— Stated task —
Read the records below and copy each line that contains "date".

+ + + + + + +

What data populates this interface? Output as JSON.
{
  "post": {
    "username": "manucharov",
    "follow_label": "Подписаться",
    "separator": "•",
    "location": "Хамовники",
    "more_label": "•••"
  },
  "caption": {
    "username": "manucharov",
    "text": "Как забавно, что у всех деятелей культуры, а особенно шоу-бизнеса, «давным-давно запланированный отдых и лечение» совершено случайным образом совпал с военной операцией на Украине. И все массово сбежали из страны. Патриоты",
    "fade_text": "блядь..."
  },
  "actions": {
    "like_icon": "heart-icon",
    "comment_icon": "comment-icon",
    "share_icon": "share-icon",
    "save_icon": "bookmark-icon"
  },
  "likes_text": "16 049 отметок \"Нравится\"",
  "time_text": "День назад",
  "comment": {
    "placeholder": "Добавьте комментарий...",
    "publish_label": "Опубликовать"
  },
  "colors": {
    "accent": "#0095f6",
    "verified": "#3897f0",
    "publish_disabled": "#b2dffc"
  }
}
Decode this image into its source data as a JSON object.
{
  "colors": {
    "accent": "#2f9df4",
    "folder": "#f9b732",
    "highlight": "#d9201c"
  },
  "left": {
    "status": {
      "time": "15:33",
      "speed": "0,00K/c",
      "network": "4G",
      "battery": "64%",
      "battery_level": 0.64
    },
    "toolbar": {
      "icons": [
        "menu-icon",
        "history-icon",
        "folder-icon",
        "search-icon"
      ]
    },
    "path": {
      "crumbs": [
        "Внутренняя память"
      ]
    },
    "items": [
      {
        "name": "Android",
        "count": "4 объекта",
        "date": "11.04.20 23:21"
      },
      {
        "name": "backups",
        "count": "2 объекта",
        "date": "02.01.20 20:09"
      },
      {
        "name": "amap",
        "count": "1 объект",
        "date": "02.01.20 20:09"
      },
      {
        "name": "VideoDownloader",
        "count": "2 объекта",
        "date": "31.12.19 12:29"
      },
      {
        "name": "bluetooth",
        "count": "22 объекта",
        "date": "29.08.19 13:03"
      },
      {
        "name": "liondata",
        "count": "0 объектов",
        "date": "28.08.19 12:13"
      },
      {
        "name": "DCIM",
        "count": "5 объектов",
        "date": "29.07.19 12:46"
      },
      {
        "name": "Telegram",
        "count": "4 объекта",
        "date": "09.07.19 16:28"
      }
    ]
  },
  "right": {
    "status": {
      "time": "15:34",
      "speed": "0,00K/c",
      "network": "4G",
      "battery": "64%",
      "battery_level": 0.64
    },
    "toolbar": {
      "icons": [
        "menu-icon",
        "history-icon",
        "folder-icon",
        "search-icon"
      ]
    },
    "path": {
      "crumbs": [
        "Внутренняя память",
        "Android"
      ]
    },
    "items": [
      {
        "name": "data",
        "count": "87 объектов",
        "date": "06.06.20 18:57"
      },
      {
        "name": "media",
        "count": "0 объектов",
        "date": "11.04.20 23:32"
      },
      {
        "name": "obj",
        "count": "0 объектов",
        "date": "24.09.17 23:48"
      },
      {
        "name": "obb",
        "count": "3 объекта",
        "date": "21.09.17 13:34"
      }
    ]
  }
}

+ + + + + + +

— Result —
        "date": "11.04.20 23:21"
        "date": "02.01.20 20:09"
        "date": "02.01.20 20:09"
        "date": "31.12.19 12:29"
        "date": "29.08.19 13:03"
        "date": "28.08.19 12:13"
        "date": "29.07.19 12:46"
        "date": "09.07.19 16:28"
        "date": "06.06.20 18:57"
        "date": "11.04.20 23:32"
        "date": "24.09.17 23:48"
        "date": "21.09.17 13:34"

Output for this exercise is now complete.